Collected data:
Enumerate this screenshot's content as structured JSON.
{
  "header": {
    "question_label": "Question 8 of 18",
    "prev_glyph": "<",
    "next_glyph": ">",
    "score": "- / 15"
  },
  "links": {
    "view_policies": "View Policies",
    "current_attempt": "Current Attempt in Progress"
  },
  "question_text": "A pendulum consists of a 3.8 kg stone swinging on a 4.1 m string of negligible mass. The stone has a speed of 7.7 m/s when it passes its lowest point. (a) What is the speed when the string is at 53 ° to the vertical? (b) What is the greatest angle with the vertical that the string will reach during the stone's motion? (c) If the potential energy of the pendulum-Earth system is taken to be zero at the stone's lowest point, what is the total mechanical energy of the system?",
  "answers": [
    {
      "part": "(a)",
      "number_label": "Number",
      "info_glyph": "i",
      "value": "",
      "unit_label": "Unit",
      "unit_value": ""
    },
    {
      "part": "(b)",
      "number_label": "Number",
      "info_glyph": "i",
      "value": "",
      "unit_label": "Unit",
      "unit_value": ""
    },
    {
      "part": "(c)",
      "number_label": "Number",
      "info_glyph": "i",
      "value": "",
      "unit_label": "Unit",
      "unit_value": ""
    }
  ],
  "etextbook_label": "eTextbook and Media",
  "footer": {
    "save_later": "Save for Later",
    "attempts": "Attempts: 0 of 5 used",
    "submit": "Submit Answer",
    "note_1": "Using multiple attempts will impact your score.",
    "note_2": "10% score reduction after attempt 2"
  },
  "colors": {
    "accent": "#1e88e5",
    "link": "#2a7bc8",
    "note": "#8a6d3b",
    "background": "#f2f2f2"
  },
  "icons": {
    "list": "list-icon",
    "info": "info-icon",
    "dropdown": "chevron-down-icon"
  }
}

What you are asked to do:
Above are the records; copy all of them exactly.

Completed task:
Enumerate this screenshot's content as structured JSON.
{
  "header": {
    "question_label": "Question 8 of 18",
    "prev_glyph": "<",
    "next_glyph": ">",
    "score": "- / 15"
  },
  "links": {
    "view_policies": "View Policies",
    "current_attempt": "Current Attempt in Progress"
  },
  "question_text": "A pendulum consists of a 3.8 kg stone swinging on a 4.1 m string of negligible mass. The stone has a speed of 7.7 m/s when it passes its lowest point. (a) What is the speed when the string is at 53 ° to the vertical? (b) What is the greatest angle with the vertical that the string will reach during the stone's motion? (c) If the potential energy of the pendulum-Earth system is taken to be zero at the stone's lowest point, what is the total mechanical energy of the system?",
  "answers": [
    {
      "part": "(a)",
      "number_label": "Number",
      "info_glyph": "i",
      "value": "",
      "unit_label": "Unit",
      "unit_value": ""
    },
    {
      "part": "(b)",
      "number_label": "Number",
      "info_glyph": "i",
      "value": "",
      "unit_label": "Unit",
      "unit_value": ""
    },
    {
      "part": "(c)",
      "number_label": "Number",
      "info_glyph": "i",
      "value": "",
      "unit_label": "Unit",
      "unit_value": ""
    }
  ],
  "etextbook_label": "eTextbook and Media",
  "footer": {
    "save_later": "Save for Later",
    "attempts": "Attempts: 0 of 5 used",
    "submit": "Submit Answer",
    "note_1": "Using multiple attempts will impact your score.",
    "note_2": "10% score reduction after attempt 2"
  },
  "colors": {
    "accent": "#1e88e5",
    "link": "#2a7bc8",
    "note": "#8a6d3b",
    "background": "#f2f2f2"
  },
  "icons": {
    "list": "list-icon",
    "info": "info-icon",
    "dropdown": "chevron-down-icon"
  }
}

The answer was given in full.